(Challenge)
Give the number of lines containing "color" in this listing, with no other words.

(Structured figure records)
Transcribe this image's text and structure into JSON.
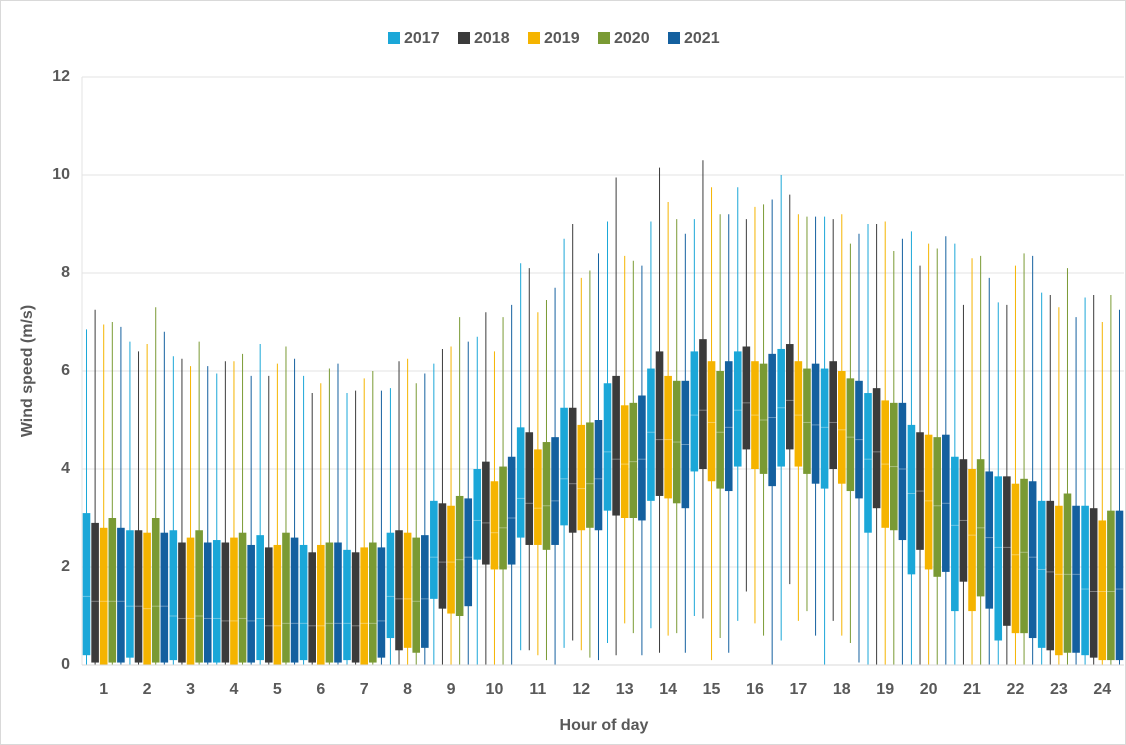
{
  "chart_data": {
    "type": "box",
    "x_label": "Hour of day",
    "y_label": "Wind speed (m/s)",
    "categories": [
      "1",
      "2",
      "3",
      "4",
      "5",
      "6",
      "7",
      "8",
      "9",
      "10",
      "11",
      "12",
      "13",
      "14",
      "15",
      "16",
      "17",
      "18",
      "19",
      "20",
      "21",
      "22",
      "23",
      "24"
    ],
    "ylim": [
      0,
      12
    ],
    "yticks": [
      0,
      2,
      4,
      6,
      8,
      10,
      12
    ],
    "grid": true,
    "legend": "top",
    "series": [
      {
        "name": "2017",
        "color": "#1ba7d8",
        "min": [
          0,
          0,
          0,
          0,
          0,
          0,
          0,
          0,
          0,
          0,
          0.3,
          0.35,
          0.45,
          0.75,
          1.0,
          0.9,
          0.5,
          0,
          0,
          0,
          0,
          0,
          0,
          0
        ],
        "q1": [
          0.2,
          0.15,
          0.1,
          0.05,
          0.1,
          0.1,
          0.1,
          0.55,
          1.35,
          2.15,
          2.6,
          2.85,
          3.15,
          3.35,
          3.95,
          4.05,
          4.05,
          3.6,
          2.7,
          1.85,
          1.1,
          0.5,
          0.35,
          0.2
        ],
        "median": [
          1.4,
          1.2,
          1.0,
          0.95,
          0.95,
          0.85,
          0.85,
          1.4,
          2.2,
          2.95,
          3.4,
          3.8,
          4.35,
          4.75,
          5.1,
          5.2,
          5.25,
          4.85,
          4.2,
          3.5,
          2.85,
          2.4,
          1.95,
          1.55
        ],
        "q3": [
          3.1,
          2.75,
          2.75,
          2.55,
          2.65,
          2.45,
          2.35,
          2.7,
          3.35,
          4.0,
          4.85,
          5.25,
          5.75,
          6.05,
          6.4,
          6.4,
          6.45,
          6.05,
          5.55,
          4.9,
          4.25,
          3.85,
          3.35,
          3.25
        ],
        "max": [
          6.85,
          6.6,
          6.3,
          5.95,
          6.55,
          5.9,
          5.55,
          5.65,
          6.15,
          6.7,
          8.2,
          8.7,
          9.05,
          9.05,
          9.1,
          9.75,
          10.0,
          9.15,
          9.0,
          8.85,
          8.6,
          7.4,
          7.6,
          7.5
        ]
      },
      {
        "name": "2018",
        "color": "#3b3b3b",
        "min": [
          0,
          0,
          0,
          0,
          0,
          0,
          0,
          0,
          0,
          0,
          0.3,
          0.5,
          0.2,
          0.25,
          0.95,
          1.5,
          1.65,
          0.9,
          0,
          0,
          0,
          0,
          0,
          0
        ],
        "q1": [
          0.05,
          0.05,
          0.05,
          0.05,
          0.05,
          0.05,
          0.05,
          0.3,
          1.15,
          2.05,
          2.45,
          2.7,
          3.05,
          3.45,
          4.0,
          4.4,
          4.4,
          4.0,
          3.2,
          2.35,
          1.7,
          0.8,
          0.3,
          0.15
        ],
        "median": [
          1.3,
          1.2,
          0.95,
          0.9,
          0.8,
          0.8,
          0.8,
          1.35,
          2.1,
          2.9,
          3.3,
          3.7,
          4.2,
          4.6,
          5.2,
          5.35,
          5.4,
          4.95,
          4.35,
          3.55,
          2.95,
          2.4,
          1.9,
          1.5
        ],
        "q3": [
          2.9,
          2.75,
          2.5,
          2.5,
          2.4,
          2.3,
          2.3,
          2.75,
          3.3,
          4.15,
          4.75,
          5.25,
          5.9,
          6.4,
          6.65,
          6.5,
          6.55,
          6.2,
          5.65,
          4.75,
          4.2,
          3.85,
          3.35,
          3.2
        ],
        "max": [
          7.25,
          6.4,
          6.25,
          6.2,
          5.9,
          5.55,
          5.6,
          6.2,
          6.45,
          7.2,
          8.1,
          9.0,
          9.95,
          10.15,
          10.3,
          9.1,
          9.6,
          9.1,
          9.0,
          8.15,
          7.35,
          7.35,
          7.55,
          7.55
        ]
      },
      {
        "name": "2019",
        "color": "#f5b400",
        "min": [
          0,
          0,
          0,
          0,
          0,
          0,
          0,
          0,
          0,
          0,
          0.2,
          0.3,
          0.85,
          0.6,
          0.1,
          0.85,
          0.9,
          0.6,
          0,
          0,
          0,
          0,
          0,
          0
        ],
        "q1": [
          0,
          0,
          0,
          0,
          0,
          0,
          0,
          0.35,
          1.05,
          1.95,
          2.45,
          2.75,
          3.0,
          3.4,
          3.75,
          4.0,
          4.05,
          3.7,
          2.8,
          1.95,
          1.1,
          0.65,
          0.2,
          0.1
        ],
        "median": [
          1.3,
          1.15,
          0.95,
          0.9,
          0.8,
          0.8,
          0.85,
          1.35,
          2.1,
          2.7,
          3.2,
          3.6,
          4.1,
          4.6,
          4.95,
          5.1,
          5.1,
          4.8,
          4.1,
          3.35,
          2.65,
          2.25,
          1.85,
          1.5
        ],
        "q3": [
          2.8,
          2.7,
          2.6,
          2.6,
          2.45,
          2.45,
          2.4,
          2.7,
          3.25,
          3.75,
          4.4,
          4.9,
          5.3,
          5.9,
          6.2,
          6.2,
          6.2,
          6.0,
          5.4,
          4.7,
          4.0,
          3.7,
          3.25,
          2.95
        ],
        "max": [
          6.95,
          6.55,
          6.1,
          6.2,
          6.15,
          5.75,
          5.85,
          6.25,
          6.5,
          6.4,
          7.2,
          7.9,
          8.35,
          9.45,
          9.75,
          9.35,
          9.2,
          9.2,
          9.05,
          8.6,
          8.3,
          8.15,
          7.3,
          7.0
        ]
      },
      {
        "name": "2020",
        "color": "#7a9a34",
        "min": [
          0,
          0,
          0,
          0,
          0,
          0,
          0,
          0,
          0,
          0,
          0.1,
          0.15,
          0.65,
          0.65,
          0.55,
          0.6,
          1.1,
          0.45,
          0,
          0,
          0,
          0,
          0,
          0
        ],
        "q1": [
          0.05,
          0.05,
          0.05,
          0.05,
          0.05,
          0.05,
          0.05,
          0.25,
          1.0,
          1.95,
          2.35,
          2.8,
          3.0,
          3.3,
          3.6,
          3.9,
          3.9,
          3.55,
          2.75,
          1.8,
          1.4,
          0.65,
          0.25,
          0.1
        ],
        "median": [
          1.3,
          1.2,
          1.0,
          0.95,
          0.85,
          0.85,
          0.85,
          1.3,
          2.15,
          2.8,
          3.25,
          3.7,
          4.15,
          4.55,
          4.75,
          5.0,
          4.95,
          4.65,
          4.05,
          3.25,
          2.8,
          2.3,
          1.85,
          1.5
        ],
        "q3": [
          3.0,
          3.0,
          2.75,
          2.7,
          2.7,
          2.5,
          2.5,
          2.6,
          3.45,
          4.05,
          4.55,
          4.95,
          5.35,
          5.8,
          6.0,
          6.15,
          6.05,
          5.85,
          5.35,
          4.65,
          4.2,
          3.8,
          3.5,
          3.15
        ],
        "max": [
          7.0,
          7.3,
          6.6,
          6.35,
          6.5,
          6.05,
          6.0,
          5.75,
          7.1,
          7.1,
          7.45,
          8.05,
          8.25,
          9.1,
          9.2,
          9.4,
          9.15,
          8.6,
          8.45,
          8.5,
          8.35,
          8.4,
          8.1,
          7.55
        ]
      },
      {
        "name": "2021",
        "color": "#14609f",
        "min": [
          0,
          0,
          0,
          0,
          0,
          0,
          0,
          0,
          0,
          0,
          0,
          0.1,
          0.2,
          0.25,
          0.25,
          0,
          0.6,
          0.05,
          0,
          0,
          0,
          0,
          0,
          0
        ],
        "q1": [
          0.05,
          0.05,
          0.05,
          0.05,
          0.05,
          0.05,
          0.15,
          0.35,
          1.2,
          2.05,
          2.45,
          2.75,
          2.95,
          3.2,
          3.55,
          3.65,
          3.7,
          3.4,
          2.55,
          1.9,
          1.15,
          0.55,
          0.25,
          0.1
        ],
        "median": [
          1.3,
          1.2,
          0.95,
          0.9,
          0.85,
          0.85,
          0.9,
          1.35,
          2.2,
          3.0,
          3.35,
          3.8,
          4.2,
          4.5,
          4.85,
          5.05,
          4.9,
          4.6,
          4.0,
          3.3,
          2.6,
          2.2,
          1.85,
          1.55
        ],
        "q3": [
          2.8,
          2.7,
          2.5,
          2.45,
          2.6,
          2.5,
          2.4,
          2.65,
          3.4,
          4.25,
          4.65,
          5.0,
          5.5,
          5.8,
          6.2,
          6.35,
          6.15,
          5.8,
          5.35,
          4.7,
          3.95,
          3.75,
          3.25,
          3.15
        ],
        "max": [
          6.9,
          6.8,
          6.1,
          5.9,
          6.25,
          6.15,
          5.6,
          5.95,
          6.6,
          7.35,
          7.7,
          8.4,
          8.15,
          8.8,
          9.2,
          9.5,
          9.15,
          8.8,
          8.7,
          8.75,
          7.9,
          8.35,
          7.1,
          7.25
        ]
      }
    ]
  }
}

(Complete answer)
5